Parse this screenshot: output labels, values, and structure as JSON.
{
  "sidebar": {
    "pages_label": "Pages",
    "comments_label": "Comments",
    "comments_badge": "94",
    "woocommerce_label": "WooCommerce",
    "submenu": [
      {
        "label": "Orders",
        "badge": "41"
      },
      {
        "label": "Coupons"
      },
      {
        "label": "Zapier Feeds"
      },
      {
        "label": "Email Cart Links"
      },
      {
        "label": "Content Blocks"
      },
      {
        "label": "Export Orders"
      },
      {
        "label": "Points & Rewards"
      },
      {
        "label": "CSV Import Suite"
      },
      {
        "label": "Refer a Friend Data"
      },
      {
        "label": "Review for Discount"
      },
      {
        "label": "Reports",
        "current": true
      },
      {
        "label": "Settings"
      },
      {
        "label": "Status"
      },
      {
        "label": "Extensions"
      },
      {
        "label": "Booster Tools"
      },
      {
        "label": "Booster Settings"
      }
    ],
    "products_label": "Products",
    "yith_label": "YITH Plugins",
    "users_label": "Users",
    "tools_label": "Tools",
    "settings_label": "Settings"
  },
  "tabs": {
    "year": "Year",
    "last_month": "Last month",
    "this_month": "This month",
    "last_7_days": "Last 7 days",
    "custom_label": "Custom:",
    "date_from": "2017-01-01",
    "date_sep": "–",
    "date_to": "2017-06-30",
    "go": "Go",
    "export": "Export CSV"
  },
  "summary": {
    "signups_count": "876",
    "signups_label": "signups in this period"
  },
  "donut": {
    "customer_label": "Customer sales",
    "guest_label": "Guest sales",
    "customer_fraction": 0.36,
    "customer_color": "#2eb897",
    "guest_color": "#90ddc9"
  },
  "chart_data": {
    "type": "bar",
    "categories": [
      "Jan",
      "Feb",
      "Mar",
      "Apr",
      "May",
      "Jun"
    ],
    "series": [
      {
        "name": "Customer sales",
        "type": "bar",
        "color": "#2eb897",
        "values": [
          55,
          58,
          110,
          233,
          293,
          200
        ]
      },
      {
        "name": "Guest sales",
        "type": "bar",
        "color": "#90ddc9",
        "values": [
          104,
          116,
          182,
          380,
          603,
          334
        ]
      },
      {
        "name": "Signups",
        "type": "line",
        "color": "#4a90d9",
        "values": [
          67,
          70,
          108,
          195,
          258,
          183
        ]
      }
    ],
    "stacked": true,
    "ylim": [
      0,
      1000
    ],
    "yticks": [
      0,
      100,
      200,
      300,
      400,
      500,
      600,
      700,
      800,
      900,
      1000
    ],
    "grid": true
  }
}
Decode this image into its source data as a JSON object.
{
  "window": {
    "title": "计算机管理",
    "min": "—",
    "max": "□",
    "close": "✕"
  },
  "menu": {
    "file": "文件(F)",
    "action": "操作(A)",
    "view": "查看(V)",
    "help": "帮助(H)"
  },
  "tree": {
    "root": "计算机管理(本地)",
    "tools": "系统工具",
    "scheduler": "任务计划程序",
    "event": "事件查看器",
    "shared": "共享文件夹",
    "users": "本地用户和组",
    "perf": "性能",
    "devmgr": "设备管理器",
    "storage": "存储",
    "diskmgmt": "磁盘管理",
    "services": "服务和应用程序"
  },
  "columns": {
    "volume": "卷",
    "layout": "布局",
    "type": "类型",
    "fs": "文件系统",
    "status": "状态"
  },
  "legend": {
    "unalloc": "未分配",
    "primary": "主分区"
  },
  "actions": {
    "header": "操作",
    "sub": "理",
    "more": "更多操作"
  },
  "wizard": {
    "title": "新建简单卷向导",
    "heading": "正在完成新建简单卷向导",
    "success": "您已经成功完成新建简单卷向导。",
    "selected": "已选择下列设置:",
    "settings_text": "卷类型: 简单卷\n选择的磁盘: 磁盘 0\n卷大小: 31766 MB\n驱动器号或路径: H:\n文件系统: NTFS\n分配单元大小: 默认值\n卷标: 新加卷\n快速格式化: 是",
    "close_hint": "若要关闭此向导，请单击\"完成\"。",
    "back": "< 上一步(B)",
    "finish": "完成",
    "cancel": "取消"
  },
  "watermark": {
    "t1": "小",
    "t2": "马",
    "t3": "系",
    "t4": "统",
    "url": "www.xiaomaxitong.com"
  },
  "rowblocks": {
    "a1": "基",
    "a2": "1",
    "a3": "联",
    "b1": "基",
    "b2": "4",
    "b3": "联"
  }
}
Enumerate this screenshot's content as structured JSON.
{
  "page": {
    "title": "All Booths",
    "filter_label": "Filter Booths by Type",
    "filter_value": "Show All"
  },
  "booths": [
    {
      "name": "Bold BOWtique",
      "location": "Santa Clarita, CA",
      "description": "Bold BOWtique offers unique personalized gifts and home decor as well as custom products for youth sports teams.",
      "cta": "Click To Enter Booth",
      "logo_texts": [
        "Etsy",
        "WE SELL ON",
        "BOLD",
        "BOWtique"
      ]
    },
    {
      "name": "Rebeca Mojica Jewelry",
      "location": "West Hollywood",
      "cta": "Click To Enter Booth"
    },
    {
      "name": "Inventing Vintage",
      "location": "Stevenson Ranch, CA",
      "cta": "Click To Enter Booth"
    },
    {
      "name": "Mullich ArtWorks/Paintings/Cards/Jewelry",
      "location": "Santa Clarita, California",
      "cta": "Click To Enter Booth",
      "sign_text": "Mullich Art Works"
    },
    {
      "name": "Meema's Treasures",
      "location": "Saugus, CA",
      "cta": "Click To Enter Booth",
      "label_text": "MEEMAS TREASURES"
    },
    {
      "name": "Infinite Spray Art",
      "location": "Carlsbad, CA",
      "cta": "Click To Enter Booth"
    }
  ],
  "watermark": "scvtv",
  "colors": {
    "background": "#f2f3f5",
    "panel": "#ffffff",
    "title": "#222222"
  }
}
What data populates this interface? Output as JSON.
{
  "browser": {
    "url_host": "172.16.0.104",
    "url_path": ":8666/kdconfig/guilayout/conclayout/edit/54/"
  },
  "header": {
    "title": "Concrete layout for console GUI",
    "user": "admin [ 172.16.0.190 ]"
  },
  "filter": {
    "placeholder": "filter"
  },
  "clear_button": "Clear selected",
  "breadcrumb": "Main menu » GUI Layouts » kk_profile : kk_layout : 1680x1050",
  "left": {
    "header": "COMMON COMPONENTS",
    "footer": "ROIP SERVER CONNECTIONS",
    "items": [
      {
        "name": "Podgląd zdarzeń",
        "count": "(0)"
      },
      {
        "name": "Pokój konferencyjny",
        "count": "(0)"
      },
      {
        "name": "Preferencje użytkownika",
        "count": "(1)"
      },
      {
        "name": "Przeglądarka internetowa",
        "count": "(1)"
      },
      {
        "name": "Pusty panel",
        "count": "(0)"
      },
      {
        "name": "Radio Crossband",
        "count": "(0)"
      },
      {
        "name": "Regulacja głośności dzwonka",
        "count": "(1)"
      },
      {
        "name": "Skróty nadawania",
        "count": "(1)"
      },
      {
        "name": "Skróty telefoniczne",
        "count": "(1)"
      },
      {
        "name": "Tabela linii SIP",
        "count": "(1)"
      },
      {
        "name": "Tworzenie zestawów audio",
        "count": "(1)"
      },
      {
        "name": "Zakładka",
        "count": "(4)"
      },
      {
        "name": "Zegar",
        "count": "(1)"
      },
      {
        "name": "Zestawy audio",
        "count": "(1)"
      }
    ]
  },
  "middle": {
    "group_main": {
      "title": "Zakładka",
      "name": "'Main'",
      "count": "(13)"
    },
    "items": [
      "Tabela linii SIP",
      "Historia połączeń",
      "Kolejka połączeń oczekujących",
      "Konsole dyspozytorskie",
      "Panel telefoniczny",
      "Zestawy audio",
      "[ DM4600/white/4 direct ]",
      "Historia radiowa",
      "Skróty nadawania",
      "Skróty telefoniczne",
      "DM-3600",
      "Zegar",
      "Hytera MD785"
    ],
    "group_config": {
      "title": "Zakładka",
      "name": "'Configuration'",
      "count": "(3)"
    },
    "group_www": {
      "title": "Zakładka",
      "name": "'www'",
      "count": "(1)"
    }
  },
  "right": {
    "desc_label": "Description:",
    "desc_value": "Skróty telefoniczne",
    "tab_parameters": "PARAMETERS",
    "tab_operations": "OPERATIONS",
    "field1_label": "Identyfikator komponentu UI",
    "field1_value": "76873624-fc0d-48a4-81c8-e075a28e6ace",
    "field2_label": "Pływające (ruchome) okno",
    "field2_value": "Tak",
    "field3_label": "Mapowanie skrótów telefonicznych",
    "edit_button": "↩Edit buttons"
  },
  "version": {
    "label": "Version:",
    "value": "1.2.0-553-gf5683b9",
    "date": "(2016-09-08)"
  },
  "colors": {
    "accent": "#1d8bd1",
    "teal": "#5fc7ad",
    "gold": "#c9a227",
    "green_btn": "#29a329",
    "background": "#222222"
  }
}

######

In the entries above, count every line containing the word "Booster". Write only the total.

2